━━━ Given information ━━━
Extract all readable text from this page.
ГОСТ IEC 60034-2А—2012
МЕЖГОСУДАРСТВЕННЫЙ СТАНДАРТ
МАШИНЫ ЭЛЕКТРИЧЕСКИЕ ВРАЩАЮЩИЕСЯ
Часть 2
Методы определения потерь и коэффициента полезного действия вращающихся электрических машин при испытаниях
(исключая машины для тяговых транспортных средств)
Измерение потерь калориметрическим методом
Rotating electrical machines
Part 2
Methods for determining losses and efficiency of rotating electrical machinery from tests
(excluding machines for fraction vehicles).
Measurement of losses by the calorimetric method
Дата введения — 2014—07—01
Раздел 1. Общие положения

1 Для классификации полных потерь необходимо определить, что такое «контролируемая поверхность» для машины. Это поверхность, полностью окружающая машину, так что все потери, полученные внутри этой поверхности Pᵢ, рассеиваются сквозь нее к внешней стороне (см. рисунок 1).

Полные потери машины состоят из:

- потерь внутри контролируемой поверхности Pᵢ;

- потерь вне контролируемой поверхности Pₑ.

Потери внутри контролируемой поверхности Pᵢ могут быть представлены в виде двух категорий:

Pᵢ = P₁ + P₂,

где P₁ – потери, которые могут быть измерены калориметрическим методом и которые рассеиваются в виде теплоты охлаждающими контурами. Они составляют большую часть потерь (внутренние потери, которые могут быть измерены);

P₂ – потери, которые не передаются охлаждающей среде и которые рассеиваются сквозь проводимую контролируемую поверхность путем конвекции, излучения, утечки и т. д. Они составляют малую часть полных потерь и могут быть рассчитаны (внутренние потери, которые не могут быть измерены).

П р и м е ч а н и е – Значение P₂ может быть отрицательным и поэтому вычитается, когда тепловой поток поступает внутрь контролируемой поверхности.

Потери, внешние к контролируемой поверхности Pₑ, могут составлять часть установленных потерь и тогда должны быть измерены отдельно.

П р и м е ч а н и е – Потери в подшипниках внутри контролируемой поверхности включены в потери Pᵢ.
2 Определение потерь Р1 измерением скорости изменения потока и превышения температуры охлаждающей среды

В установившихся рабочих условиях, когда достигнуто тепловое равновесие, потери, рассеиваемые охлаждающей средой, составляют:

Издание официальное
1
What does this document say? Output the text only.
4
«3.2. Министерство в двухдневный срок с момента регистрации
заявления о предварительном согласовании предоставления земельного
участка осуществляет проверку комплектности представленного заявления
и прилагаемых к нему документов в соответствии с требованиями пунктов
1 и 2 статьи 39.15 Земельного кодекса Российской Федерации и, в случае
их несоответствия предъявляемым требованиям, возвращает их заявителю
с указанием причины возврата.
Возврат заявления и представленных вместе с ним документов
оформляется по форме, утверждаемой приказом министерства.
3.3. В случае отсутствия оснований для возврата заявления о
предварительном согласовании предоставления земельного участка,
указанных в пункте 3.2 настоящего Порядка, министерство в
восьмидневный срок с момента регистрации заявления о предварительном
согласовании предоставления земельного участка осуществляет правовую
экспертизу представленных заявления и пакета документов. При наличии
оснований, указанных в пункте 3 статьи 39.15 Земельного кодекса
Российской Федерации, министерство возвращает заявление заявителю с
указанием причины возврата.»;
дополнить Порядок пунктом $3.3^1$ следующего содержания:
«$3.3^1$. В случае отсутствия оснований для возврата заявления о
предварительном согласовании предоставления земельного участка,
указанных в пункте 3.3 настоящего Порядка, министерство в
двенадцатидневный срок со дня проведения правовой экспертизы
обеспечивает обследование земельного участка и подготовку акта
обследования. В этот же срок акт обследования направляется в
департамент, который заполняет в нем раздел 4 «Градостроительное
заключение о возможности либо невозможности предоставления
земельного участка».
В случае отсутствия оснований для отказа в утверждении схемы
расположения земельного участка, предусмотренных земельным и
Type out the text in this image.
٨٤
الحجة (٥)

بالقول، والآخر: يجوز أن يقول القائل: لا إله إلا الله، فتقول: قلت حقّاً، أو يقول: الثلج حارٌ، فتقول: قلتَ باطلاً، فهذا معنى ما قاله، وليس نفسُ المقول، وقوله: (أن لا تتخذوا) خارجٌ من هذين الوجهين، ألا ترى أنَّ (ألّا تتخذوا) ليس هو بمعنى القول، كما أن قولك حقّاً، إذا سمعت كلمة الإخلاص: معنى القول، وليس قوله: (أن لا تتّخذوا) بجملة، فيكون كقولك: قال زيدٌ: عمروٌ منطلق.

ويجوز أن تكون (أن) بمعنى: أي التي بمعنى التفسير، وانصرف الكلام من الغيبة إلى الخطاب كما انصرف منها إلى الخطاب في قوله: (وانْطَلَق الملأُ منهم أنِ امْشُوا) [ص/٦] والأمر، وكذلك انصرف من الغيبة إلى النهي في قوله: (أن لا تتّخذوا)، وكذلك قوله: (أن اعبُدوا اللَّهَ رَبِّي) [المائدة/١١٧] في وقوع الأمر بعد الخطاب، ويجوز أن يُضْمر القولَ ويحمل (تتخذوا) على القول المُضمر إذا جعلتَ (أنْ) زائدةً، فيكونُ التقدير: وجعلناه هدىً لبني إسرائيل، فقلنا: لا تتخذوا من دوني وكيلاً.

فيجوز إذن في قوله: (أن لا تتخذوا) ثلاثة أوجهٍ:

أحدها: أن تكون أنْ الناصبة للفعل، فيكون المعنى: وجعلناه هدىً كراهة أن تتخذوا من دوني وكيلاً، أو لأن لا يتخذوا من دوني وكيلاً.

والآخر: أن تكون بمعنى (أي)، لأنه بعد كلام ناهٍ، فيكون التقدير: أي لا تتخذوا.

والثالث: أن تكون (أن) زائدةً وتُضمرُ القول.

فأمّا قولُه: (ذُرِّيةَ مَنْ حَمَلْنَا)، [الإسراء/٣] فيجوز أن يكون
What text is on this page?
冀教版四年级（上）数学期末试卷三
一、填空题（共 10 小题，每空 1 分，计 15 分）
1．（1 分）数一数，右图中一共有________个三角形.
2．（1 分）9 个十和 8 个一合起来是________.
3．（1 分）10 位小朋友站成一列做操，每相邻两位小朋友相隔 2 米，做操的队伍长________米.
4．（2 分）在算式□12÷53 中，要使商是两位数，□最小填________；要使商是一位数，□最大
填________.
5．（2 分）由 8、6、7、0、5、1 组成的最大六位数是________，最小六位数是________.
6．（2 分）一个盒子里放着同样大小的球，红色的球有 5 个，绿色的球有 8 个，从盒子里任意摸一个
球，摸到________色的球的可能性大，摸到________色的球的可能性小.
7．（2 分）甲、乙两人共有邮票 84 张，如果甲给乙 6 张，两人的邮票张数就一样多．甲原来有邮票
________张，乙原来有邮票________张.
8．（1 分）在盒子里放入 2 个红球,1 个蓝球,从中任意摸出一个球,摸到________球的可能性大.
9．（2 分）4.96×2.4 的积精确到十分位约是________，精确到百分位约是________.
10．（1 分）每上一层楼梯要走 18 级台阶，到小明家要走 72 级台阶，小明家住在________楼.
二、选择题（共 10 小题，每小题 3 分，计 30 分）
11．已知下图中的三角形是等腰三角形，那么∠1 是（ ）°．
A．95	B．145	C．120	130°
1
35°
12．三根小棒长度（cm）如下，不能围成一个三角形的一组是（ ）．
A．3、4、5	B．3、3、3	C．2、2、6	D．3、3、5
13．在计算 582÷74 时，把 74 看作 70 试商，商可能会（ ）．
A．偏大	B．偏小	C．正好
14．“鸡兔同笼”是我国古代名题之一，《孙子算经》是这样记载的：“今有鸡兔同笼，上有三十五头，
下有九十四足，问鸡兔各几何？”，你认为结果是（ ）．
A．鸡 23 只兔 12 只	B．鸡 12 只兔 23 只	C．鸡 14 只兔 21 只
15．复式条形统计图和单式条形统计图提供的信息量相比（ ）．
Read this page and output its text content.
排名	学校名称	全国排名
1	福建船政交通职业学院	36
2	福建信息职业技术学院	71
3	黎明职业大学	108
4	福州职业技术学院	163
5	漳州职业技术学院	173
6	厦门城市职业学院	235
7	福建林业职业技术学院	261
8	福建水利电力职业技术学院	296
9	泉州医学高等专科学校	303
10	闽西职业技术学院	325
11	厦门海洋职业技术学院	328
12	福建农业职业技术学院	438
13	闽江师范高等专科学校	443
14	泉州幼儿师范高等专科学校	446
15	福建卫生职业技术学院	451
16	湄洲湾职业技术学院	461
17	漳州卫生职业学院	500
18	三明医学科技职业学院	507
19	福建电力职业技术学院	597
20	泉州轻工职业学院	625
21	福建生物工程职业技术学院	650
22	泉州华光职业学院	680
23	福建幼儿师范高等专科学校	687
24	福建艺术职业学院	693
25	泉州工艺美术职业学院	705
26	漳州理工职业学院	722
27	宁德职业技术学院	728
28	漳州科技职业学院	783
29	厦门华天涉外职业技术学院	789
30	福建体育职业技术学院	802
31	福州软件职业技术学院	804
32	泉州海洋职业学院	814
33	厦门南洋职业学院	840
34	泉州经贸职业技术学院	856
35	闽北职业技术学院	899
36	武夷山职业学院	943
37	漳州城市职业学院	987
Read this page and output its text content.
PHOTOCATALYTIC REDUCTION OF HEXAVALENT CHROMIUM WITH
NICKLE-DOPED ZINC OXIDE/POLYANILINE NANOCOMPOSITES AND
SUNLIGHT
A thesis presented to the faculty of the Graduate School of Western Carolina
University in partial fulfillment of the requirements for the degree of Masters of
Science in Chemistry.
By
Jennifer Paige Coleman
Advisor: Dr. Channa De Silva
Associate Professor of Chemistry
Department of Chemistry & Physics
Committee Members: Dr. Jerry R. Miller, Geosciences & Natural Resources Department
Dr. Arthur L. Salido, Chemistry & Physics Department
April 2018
━━━
Task requirements: Go through the preceding material and copy each line that has the word "причины".

Finished answer:
с указанием причины возврата.
указанием причины возврата.»;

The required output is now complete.